**TASK BRIEF:** Reproduce each line of the material exactly, minus any picture.

Stored records:
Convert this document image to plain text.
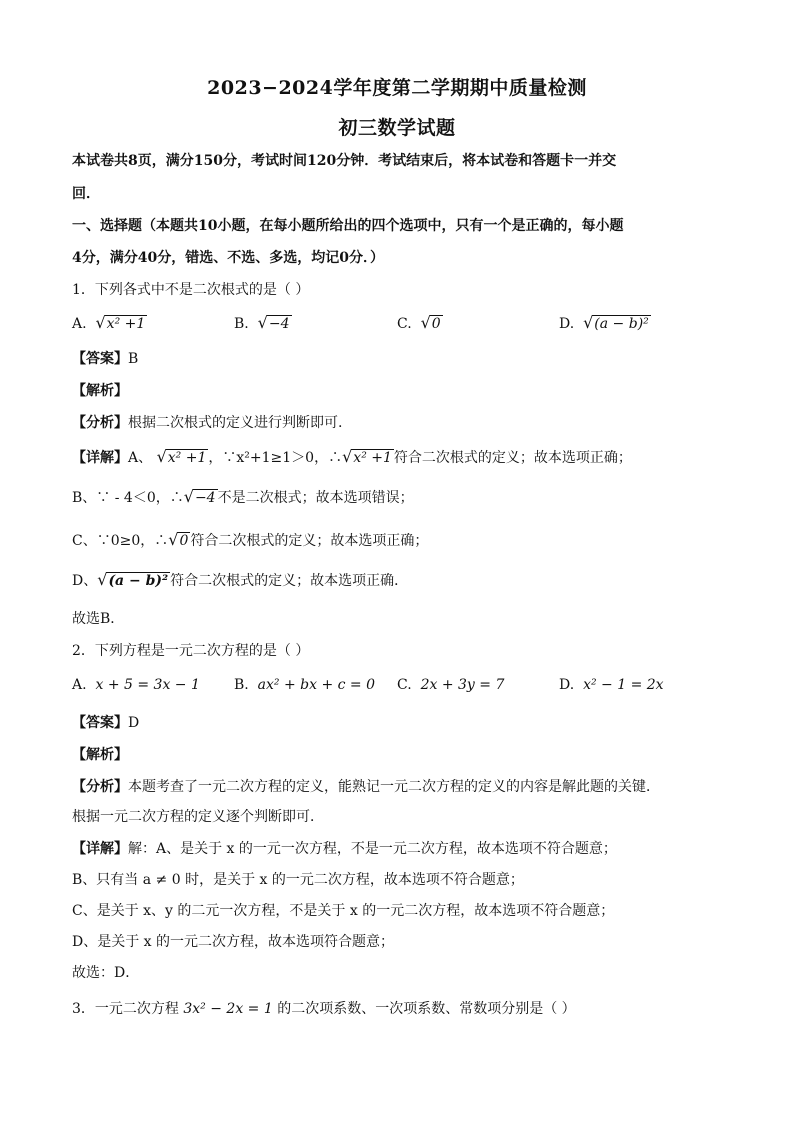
2023−2024学年度第二学期期中质量检测
初三数学试题
本试卷共8页，满分150分，考试时间120分钟．考试结束后，将本试卷和答题卡一并交
回．
一、选择题（本题共10小题，在每小题所给出的四个选项中，只有一个是正确的，每小题
4分，满分40分，错选、不选、多选，均记0分．）
1．下列各式中不是二次根式的是（ ）
A. √x² +1	B. √−4	C. √0	D. √(a − b)²
【答案】B
【解析】
【分析】根据二次根式的定义进行判断即可.
【详解】A、 √x² +1 ，∵x²+1≥1＞0，∴√x² +1 符合二次根式的定义；故本选项正确；
B、∵ - 4＜0，∴√−4 不是二次根式；故本选项错误；
C、∵0≥0，∴√0 符合二次根式的定义；故本选项正确；
D、√(a − b)² 符合二次根式的定义；故本选项正确．
故选B．
2．下列方程是一元二次方程的是（ ）
A. x + 5 = 3x − 1 B. ax² + bx + c = 0 C. 2x + 3y = 7	D. x² − 1 = 2x
【答案】D
【解析】
【分析】本题考查了一元二次方程的定义，能熟记一元二次方程的定义的内容是解此题的关键．
根据一元二次方程的定义逐个判断即可．
【详解】解：A、是关于 x 的一元一次方程，不是一元二次方程，故本选项不符合题意；
B、只有当 a ≠ 0 时，是关于 x 的一元二次方程，故本选项不符合题意；
C、是关于 x、y 的二元一次方程，不是关于 x 的一元二次方程，故本选项不符合题意；
D、是关于 x 的一元二次方程，故本选项符合题意；
故选：D．
3．一元二次方程 3x² − 2x = 1 的二次项系数、一次项系数、常数项分别是（ ）
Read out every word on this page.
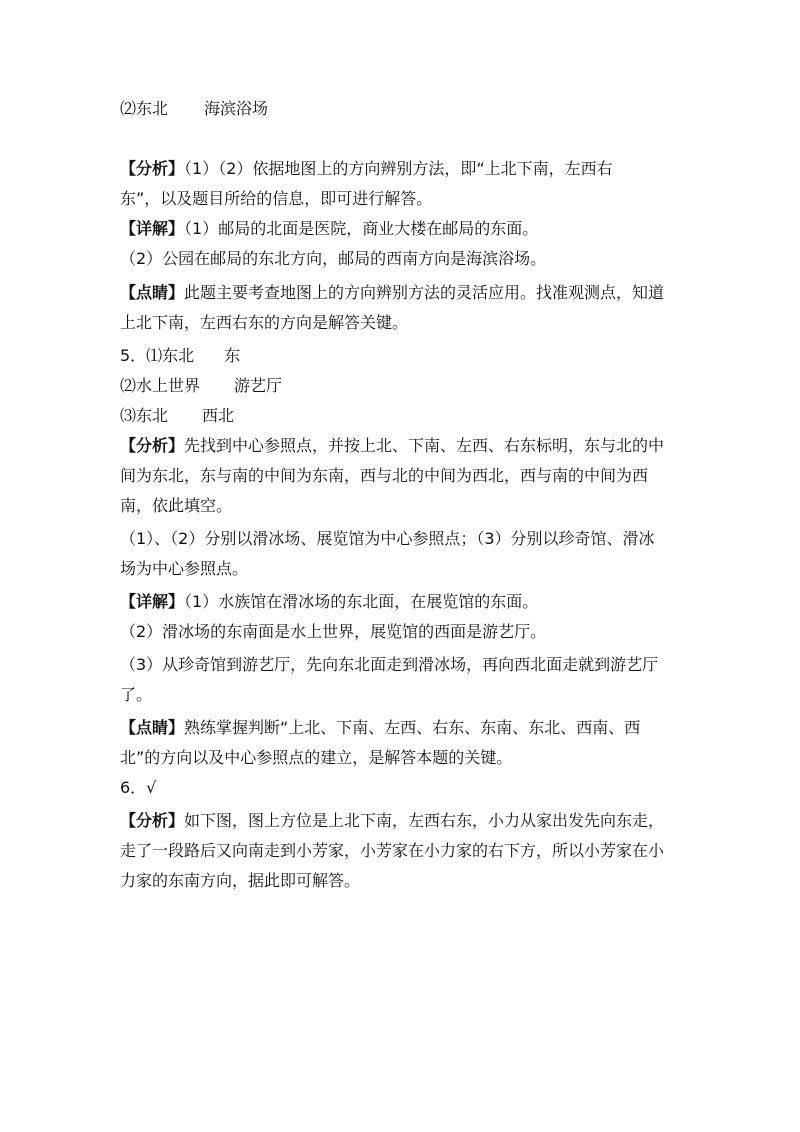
⑵东北 海滨浴场
【分析】（1）（2）依据地图上的方向辨别方法，即“上北下南，左西右
东”，以及题目所给的信息，即可进行解答。
【详解】（1）邮局的北面是医院，商业大楼在邮局的东面。
（2）公园在邮局的东北方向，邮局的西南方向是海滨浴场。
【点睛】此题主要考查地图上的方向辨别方法的灵活应用。找准观测点，知道
上北下南，左西右东的方向是解答关键。
5．⑴东北 东
⑵水上世界 游艺厅
⑶东北 西北
【分析】先找到中心参照点，并按上北、下南、左西、右东标明，东与北的中
间为东北，东与南的中间为东南，西与北的中间为西北，西与南的中间为西
南，依此填空。
（1）、（2）分别以滑冰场、展览馆为中心参照点；（3）分别以珍奇馆、滑冰
场为中心参照点。
【详解】（1）水族馆在滑冰场的东北面，在展览馆的东面。
（2）滑冰场的东南面是水上世界，展览馆的西面是游艺厅。
（3）从珍奇馆到游艺厅，先向东北面走到滑冰场，再向西北面走就到游艺厅
了。
【点睛】熟练掌握判断“上北、下南、左西、右东、东南、东北、西南、西
北”的方向以及中心参照点的建立，是解答本题的关键。
6．√
【分析】如下图，图上方位是上北下南，左西右东，小力从家出发先向东走，
走了一段路后又向南走到小芳家，小芳家在小力家的右下方，所以小芳家在小
力家的东南方向，据此即可解答。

**RESPONSE:**
Convert this document image to plain text.
2023−2024学年度第二学期期中质量检测
初三数学试题
本试卷共8页，满分150分，考试时间120分钟．考试结束后，将本试卷和答题卡一并交
回．
一、选择题（本题共10小题，在每小题所给出的四个选项中，只有一个是正确的，每小题
4分，满分40分，错选、不选、多选，均记0分．）
1．下列各式中不是二次根式的是（ ）
A. √x² +1	B. √−4	C. √0	D. √(a − b)²
【答案】B
【解析】
【分析】根据二次根式的定义进行判断即可.
【详解】A、 √x² +1 ，∵x²+1≥1＞0，∴√x² +1 符合二次根式的定义；故本选项正确；
B、∵ - 4＜0，∴√−4 不是二次根式；故本选项错误；
C、∵0≥0，∴√0 符合二次根式的定义；故本选项正确；
D、√(a − b)² 符合二次根式的定义；故本选项正确．
故选B．
2．下列方程是一元二次方程的是（ ）
A. x + 5 = 3x − 1 B. ax² + bx + c = 0 C. 2x + 3y = 7	D. x² − 1 = 2x
【答案】D
【解析】
【分析】本题考查了一元二次方程的定义，能熟记一元二次方程的定义的内容是解此题的关键．
根据一元二次方程的定义逐个判断即可．
【详解】解：A、是关于 x 的一元一次方程，不是一元二次方程，故本选项不符合题意；
B、只有当 a ≠ 0 时，是关于 x 的一元二次方程，故本选项不符合题意；
C、是关于 x、y 的二元一次方程，不是关于 x 的一元二次方程，故本选项不符合题意；
D、是关于 x 的一元二次方程，故本选项符合题意；
故选：D．
3．一元二次方程 3x² − 2x = 1 的二次项系数、一次项系数、常数项分别是（ ）
Read out every word on this page.
⑵东北 海滨浴场
【分析】（1）（2）依据地图上的方向辨别方法，即“上北下南，左西右
东”，以及题目所给的信息，即可进行解答。
【详解】（1）邮局的北面是医院，商业大楼在邮局的东面。
（2）公园在邮局的东北方向，邮局的西南方向是海滨浴场。
【点睛】此题主要考查地图上的方向辨别方法的灵活应用。找准观测点，知道
上北下南，左西右东的方向是解答关键。
5．⑴东北 东
⑵水上世界 游艺厅
⑶东北 西北
【分析】先找到中心参照点，并按上北、下南、左西、右东标明，东与北的中
间为东北，东与南的中间为东南，西与北的中间为西北，西与南的中间为西
南，依此填空。
（1）、（2）分别以滑冰场、展览馆为中心参照点；（3）分别以珍奇馆、滑冰
场为中心参照点。
【详解】（1）水族馆在滑冰场的东北面，在展览馆的东面。
（2）滑冰场的东南面是水上世界，展览馆的西面是游艺厅。
（3）从珍奇馆到游艺厅，先向东北面走到滑冰场，再向西北面走就到游艺厅
了。
【点睛】熟练掌握判断“上北、下南、左西、右东、东南、东北、西南、西
北”的方向以及中心参照点的建立，是解答本题的关键。
6．√
【分析】如下图，图上方位是上北下南，左西右东，小力从家出发先向东走，
走了一段路后又向南走到小芳家，小芳家在小力家的右下方，所以小芳家在小
力家的东南方向，据此即可解答。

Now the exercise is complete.